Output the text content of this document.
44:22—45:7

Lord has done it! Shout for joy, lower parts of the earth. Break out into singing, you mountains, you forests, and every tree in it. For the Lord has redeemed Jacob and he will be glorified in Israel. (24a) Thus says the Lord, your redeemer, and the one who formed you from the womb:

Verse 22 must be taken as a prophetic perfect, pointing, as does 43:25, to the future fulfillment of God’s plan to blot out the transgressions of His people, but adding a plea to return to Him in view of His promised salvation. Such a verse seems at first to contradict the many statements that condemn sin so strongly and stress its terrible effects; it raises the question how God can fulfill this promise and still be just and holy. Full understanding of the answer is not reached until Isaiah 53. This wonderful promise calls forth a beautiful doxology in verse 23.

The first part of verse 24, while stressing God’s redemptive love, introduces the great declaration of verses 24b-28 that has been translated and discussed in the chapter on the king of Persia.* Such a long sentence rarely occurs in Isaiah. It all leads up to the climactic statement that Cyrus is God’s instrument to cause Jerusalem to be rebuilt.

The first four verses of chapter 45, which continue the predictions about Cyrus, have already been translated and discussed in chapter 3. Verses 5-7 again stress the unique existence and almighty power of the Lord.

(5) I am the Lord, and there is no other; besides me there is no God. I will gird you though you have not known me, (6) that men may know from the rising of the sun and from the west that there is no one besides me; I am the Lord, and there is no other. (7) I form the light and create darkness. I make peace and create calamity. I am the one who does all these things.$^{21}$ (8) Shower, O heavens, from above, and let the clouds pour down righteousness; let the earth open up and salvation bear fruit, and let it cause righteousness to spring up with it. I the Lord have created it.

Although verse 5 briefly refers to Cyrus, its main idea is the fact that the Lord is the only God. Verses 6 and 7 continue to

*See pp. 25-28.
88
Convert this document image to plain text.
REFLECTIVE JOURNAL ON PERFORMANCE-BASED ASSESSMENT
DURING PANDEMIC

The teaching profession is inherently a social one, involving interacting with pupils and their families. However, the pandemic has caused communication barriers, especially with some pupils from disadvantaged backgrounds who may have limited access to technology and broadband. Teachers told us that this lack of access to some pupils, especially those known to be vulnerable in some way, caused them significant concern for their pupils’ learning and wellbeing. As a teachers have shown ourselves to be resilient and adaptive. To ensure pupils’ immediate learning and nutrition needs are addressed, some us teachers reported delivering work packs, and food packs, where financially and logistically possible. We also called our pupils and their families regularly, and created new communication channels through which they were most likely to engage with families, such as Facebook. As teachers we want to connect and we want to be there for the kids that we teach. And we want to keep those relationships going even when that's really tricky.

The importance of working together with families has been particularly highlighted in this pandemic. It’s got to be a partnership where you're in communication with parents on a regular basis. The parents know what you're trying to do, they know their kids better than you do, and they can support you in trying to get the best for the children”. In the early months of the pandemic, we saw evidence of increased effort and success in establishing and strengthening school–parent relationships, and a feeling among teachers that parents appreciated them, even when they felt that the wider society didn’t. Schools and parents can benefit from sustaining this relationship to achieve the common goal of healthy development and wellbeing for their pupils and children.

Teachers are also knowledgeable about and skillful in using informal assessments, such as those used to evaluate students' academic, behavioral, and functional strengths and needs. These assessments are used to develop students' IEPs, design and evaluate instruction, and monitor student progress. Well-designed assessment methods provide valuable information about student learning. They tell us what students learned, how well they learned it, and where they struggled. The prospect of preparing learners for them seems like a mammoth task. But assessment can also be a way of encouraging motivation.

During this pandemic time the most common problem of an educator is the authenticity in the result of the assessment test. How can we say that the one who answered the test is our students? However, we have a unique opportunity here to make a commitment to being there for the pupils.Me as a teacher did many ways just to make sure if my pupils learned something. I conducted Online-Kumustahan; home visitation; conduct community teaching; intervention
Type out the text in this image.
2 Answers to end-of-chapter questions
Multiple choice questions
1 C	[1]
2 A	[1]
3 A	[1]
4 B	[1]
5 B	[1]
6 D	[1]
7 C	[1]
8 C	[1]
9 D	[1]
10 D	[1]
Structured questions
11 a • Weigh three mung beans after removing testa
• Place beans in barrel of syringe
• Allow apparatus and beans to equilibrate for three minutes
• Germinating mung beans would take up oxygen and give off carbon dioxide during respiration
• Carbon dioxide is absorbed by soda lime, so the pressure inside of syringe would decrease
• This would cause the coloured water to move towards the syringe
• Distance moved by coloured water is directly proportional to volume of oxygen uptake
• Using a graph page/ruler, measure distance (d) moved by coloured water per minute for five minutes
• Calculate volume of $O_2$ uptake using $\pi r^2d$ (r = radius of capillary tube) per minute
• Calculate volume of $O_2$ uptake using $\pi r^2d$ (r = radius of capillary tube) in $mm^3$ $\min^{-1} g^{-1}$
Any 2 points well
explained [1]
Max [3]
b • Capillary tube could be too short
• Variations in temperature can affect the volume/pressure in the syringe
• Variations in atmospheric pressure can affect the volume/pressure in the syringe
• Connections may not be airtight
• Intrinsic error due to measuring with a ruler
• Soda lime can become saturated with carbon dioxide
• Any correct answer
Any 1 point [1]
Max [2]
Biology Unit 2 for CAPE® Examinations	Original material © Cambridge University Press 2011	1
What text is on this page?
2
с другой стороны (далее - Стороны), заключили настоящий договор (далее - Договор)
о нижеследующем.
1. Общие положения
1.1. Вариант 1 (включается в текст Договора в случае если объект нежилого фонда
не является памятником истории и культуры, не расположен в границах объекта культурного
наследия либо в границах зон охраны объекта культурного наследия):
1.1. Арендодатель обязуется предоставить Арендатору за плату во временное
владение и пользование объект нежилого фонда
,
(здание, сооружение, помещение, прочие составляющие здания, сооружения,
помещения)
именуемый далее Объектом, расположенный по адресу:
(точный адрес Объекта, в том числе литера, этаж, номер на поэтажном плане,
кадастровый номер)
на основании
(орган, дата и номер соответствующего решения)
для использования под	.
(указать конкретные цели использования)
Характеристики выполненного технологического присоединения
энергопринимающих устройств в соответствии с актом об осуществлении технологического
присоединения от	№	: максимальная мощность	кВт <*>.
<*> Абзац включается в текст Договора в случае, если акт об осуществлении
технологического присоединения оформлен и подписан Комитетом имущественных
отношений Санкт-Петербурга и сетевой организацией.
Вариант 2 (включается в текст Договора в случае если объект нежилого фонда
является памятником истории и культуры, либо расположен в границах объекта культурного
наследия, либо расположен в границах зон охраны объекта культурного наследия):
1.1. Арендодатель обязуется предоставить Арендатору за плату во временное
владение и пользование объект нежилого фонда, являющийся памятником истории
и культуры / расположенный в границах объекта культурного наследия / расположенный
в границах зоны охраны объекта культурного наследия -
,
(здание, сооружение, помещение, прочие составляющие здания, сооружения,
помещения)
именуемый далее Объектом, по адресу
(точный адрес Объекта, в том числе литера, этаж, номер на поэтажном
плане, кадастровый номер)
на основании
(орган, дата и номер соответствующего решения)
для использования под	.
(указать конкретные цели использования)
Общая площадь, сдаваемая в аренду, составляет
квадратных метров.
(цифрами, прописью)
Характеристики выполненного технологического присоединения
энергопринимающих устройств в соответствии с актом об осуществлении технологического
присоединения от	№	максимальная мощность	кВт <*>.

§ **REQUIRED WORK**: Reproduce the entire listing word for word.

§ **THE RESULT**:
Output the text content of this document.
44:22—45:7

Lord has done it! Shout for joy, lower parts of the earth. Break out into singing, you mountains, you forests, and every tree in it. For the Lord has redeemed Jacob and he will be glorified in Israel. (24a) Thus says the Lord, your redeemer, and the one who formed you from the womb:

Verse 22 must be taken as a prophetic perfect, pointing, as does 43:25, to the future fulfillment of God’s plan to blot out the transgressions of His people, but adding a plea to return to Him in view of His promised salvation. Such a verse seems at first to contradict the many statements that condemn sin so strongly and stress its terrible effects; it raises the question how God can fulfill this promise and still be just and holy. Full understanding of the answer is not reached until Isaiah 53. This wonderful promise calls forth a beautiful doxology in verse 23.

The first part of verse 24, while stressing God’s redemptive love, introduces the great declaration of verses 24b-28 that has been translated and discussed in the chapter on the king of Persia.* Such a long sentence rarely occurs in Isaiah. It all leads up to the climactic statement that Cyrus is God’s instrument to cause Jerusalem to be rebuilt.

The first four verses of chapter 45, which continue the predictions about Cyrus, have already been translated and discussed in chapter 3. Verses 5-7 again stress the unique existence and almighty power of the Lord.

(5) I am the Lord, and there is no other; besides me there is no God. I will gird you though you have not known me, (6) that men may know from the rising of the sun and from the west that there is no one besides me; I am the Lord, and there is no other. (7) I form the light and create darkness. I make peace and create calamity. I am the one who does all these things.$^{21}$ (8) Shower, O heavens, from above, and let the clouds pour down righteousness; let the earth open up and salvation bear fruit, and let it cause righteousness to spring up with it. I the Lord have created it.

Although verse 5 briefly refers to Cyrus, its main idea is the fact that the Lord is the only God. Verses 6 and 7 continue to

*See pp. 25-28.
88
Convert this document image to plain text.
REFLECTIVE JOURNAL ON PERFORMANCE-BASED ASSESSMENT
DURING PANDEMIC

The teaching profession is inherently a social one, involving interacting with pupils and their families. However, the pandemic has caused communication barriers, especially with some pupils from disadvantaged backgrounds who may have limited access to technology and broadband. Teachers told us that this lack of access to some pupils, especially those known to be vulnerable in some way, caused them significant concern for their pupils’ learning and wellbeing. As a teachers have shown ourselves to be resilient and adaptive. To ensure pupils’ immediate learning and nutrition needs are addressed, some us teachers reported delivering work packs, and food packs, where financially and logistically possible. We also called our pupils and their families regularly, and created new communication channels through which they were most likely to engage with families, such as Facebook. As teachers we want to connect and we want to be there for the kids that we teach. And we want to keep those relationships going even when that's really tricky.

The importance of working together with families has been particularly highlighted in this pandemic. It’s got to be a partnership where you're in communication with parents on a regular basis. The parents know what you're trying to do, they know their kids better than you do, and they can support you in trying to get the best for the children”. In the early months of the pandemic, we saw evidence of increased effort and success in establishing and strengthening school–parent relationships, and a feeling among teachers that parents appreciated them, even when they felt that the wider society didn’t. Schools and parents can benefit from sustaining this relationship to achieve the common goal of healthy development and wellbeing for their pupils and children.

Teachers are also knowledgeable about and skillful in using informal assessments, such as those used to evaluate students' academic, behavioral, and functional strengths and needs. These assessments are used to develop students' IEPs, design and evaluate instruction, and monitor student progress. Well-designed assessment methods provide valuable information about student learning. They tell us what students learned, how well they learned it, and where they struggled. The prospect of preparing learners for them seems like a mammoth task. But assessment can also be a way of encouraging motivation.

During this pandemic time the most common problem of an educator is the authenticity in the result of the assessment test. How can we say that the one who answered the test is our students? However, we have a unique opportunity here to make a commitment to being there for the pupils.Me as a teacher did many ways just to make sure if my pupils learned something. I conducted Online-Kumustahan; home visitation; conduct community teaching; intervention
Type out the text in this image.
2 Answers to end-of-chapter questions
Multiple choice questions
1 C	[1]
2 A	[1]
3 A	[1]
4 B	[1]
5 B	[1]
6 D	[1]
7 C	[1]
8 C	[1]
9 D	[1]
10 D	[1]
Structured questions
11 a • Weigh three mung beans after removing testa
• Place beans in barrel of syringe
• Allow apparatus and beans to equilibrate for three minutes
• Germinating mung beans would take up oxygen and give off carbon dioxide during respiration
• Carbon dioxide is absorbed by soda lime, so the pressure inside of syringe would decrease
• This would cause the coloured water to move towards the syringe
• Distance moved by coloured water is directly proportional to volume of oxygen uptake
• Using a graph page/ruler, measure distance (d) moved by coloured water per minute for five minutes
• Calculate volume of $O_2$ uptake using $\pi r^2d$ (r = radius of capillary tube) per minute
• Calculate volume of $O_2$ uptake using $\pi r^2d$ (r = radius of capillary tube) in $mm^3$ $\min^{-1} g^{-1}$
Any 2 points well
explained [1]
Max [3]
b • Capillary tube could be too short
• Variations in temperature can affect the volume/pressure in the syringe
• Variations in atmospheric pressure can affect the volume/pressure in the syringe
• Connections may not be airtight
• Intrinsic error due to measuring with a ruler
• Soda lime can become saturated with carbon dioxide
• Any correct answer
Any 1 point [1]
Max [2]
Biology Unit 2 for CAPE® Examinations	Original material © Cambridge University Press 2011	1
What text is on this page?
2
с другой стороны (далее - Стороны), заключили настоящий договор (далее - Договор)
о нижеследующем.
1. Общие положения
1.1. Вариант 1 (включается в текст Договора в случае если объект нежилого фонда
не является памятником истории и культуры, не расположен в границах объекта культурного
наследия либо в границах зон охраны объекта культурного наследия):
1.1. Арендодатель обязуется предоставить Арендатору за плату во временное
владение и пользование объект нежилого фонда
,
(здание, сооружение, помещение, прочие составляющие здания, сооружения,
помещения)
именуемый далее Объектом, расположенный по адресу:
(точный адрес Объекта, в том числе литера, этаж, номер на поэтажном плане,
кадастровый номер)
на основании
(орган, дата и номер соответствующего решения)
для использования под	.
(указать конкретные цели использования)
Характеристики выполненного технологического присоединения
энергопринимающих устройств в соответствии с актом об осуществлении технологического
присоединения от	№	: максимальная мощность	кВт <*>.
<*> Абзац включается в текст Договора в случае, если акт об осуществлении
технологического присоединения оформлен и подписан Комитетом имущественных
отношений Санкт-Петербурга и сетевой организацией.
Вариант 2 (включается в текст Договора в случае если объект нежилого фонда
является памятником истории и культуры, либо расположен в границах объекта культурного
наследия, либо расположен в границах зон охраны объекта культурного наследия):
1.1. Арендодатель обязуется предоставить Арендатору за плату во временное
владение и пользование объект нежилого фонда, являющийся памятником истории
и культуры / расположенный в границах объекта культурного наследия / расположенный
в границах зоны охраны объекта культурного наследия -
,
(здание, сооружение, помещение, прочие составляющие здания, сооружения,
помещения)
именуемый далее Объектом, по адресу
(точный адрес Объекта, в том числе литера, этаж, номер на поэтажном
плане, кадастровый номер)
на основании
(орган, дата и номер соответствующего решения)
для использования под	.
(указать конкретные цели использования)
Общая площадь, сдаваемая в аренду, составляет
квадратных метров.
(цифрами, прописью)
Характеристики выполненного технологического присоединения
энергопринимающих устройств в соответствии с актом об осуществлении технологического
присоединения от	№	максимальная мощность	кВт <*>.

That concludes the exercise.